▶ _TASK GOAL_
In the entries that follow, how many lines hold the string "August"? Give only that number.

(Records from a collection)
☆ ☆ ☆

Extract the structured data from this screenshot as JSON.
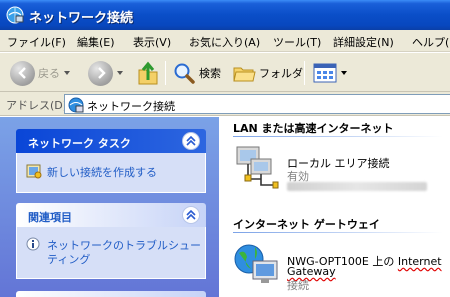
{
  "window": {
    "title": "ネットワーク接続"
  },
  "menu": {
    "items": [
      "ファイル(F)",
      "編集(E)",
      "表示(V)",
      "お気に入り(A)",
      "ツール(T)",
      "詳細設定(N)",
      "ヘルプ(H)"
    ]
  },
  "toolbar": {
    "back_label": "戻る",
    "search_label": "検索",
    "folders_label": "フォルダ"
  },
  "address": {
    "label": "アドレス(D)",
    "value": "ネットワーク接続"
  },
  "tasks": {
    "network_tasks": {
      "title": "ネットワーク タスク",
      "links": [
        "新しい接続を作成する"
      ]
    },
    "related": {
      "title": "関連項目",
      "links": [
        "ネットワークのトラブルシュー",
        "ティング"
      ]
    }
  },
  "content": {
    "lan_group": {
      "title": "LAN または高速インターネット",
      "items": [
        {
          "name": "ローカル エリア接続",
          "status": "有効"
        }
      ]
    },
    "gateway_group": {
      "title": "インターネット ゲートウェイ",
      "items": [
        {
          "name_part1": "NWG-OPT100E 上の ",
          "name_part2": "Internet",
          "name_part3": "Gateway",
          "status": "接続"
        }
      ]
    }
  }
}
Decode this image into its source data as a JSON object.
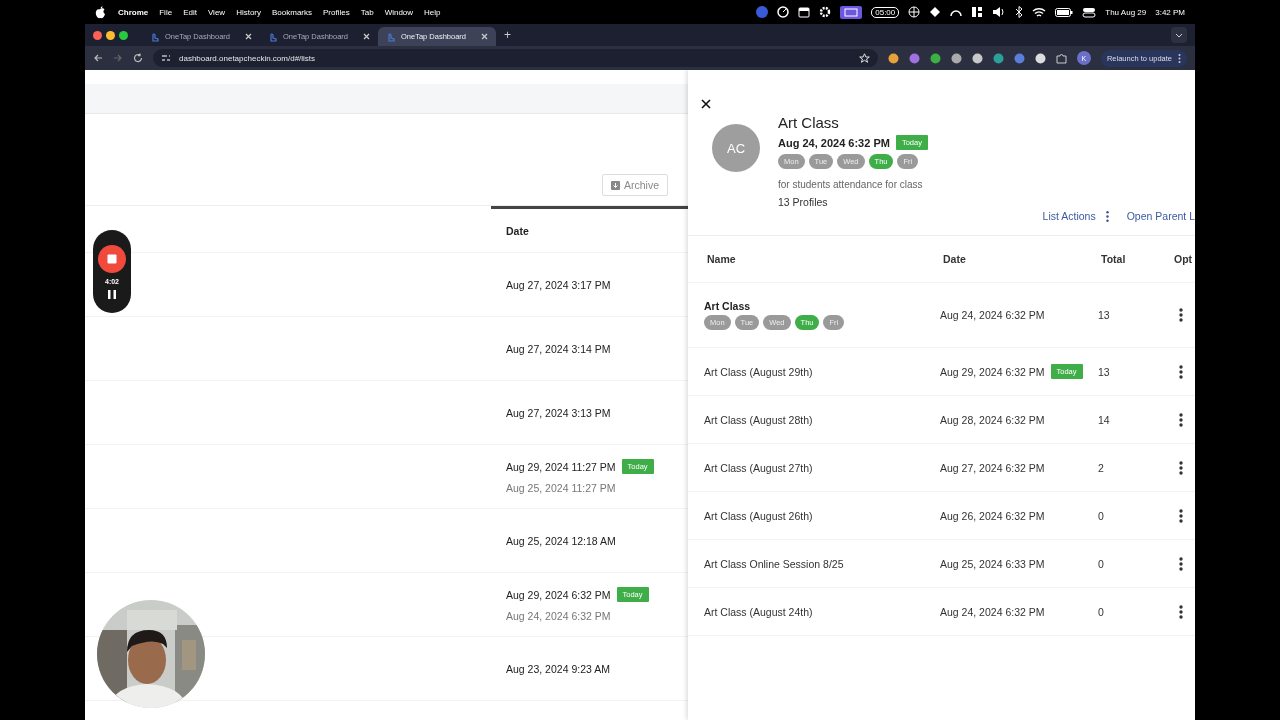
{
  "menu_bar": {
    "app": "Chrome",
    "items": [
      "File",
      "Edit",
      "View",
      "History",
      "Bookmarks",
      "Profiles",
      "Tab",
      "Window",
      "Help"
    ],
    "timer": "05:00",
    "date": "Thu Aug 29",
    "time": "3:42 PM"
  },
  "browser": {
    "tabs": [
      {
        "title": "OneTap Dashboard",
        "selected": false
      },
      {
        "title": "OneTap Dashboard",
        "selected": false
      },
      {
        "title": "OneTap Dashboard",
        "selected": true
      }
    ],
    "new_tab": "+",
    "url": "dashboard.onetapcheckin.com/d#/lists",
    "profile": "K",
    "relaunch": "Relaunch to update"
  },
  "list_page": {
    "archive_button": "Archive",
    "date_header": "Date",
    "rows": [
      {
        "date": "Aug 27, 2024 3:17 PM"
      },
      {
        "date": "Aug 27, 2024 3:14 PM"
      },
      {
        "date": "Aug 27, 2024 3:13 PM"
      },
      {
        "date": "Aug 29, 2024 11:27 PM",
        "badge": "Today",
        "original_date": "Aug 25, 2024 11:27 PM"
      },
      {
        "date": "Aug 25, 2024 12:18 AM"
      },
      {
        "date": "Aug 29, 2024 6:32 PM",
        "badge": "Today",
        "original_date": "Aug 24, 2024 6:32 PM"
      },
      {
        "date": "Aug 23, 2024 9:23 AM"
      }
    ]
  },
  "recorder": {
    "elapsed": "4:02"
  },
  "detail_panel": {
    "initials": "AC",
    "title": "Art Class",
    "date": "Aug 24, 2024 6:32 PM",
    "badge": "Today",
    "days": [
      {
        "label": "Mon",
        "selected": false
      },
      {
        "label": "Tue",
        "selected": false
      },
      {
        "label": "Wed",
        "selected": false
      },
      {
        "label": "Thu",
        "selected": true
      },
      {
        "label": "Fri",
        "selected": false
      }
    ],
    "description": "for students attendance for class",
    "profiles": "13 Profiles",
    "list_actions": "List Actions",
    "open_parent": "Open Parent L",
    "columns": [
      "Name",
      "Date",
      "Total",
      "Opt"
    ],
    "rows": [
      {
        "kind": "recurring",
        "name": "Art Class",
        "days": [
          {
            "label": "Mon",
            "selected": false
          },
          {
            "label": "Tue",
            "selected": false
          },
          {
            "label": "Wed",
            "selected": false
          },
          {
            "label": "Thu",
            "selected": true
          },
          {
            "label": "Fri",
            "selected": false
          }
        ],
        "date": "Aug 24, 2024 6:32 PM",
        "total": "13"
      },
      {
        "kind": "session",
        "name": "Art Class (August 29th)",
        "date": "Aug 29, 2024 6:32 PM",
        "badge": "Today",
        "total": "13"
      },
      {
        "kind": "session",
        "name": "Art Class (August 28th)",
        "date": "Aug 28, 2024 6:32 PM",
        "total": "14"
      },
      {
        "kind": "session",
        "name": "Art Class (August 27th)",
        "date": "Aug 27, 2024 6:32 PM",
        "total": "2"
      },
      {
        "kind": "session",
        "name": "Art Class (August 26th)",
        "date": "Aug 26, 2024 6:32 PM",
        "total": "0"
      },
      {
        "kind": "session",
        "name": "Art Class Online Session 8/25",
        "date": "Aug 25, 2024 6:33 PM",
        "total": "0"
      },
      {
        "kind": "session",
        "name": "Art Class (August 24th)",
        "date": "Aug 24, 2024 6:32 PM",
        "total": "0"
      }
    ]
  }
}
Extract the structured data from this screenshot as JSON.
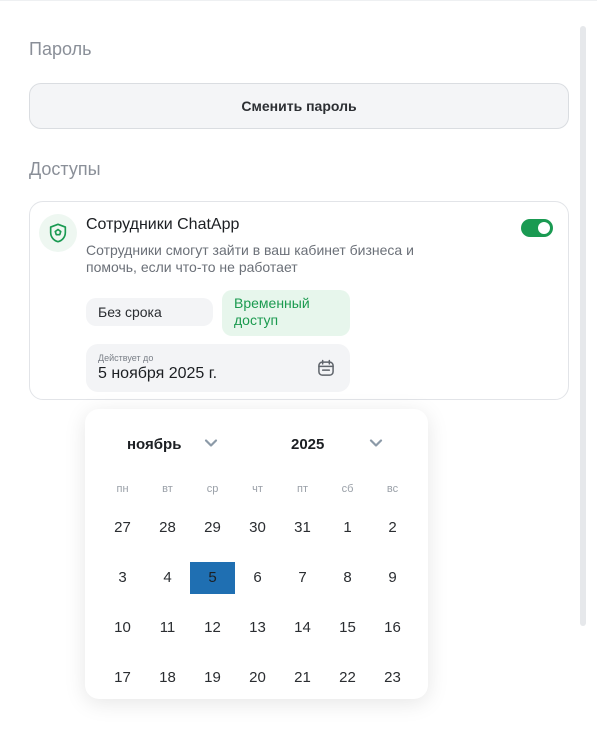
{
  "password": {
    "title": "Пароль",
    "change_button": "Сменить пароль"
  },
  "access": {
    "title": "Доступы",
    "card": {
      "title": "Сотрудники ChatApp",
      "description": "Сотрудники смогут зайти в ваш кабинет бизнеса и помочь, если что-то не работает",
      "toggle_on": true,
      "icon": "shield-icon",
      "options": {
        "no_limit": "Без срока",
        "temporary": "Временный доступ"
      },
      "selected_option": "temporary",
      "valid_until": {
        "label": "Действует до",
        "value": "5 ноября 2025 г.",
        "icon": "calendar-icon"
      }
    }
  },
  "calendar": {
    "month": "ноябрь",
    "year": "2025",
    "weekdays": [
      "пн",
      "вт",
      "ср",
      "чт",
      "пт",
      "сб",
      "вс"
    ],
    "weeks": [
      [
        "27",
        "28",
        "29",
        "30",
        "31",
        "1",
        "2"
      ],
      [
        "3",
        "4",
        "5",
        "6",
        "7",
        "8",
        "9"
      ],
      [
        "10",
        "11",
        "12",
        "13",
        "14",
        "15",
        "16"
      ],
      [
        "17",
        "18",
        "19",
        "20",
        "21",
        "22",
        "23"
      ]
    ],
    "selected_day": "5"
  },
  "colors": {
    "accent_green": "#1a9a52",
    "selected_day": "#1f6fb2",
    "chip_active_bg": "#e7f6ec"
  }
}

☆ ☆ ☆

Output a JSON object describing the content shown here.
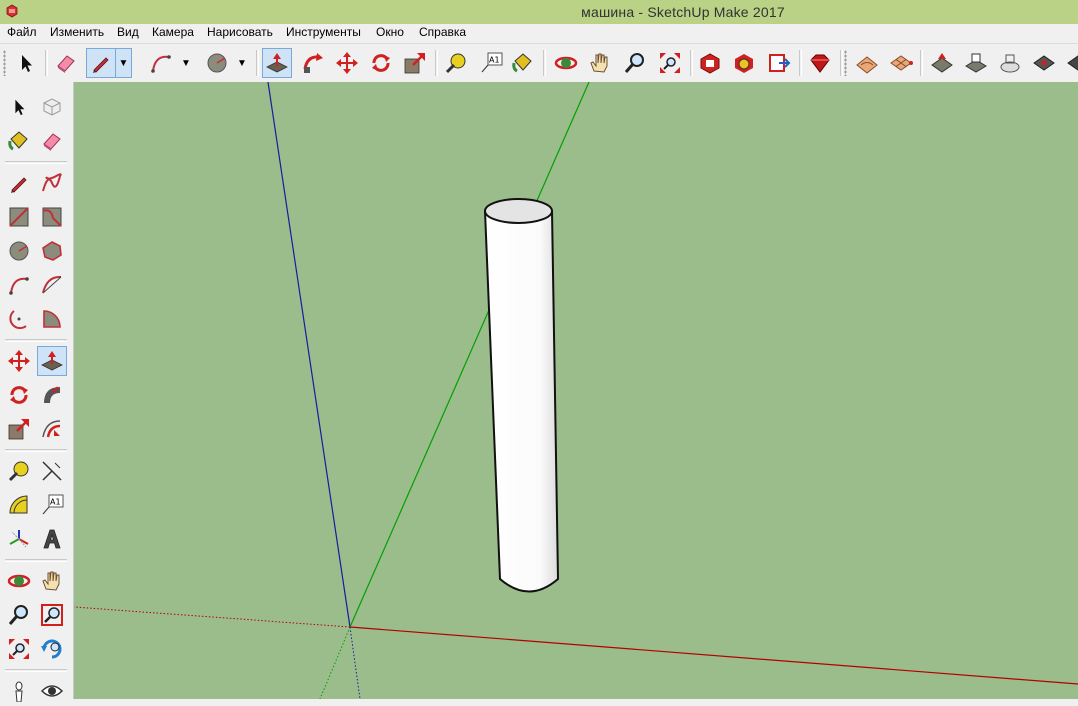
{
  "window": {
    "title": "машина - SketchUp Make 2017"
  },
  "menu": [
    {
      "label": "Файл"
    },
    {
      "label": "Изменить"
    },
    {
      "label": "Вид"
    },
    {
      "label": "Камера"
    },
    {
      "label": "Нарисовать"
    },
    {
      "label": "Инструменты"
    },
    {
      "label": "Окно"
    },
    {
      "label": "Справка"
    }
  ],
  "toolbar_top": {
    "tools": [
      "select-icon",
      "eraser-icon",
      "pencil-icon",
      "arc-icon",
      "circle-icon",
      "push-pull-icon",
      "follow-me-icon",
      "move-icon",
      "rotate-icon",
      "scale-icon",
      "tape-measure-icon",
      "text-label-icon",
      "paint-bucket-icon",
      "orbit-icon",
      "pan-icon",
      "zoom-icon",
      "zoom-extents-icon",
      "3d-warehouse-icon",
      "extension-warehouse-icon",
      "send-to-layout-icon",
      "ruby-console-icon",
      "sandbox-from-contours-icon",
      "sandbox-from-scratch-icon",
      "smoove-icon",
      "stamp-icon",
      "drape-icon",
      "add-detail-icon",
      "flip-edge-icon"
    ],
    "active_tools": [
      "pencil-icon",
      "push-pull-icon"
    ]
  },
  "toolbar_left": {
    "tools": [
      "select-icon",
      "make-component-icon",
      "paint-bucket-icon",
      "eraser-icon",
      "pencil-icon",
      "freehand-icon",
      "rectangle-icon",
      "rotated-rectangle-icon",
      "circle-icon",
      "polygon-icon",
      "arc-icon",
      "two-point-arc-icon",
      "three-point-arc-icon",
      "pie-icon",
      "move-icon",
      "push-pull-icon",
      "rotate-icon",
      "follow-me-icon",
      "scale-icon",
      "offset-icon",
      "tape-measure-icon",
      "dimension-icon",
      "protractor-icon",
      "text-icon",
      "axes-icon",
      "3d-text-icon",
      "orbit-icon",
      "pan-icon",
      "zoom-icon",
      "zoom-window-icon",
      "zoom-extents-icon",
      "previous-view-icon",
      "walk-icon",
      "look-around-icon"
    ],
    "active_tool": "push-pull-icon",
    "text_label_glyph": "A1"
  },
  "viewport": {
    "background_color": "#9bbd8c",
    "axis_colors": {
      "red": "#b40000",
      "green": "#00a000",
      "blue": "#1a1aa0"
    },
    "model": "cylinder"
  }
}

☆ ☆ ☆

▶ _RESPONSE_
5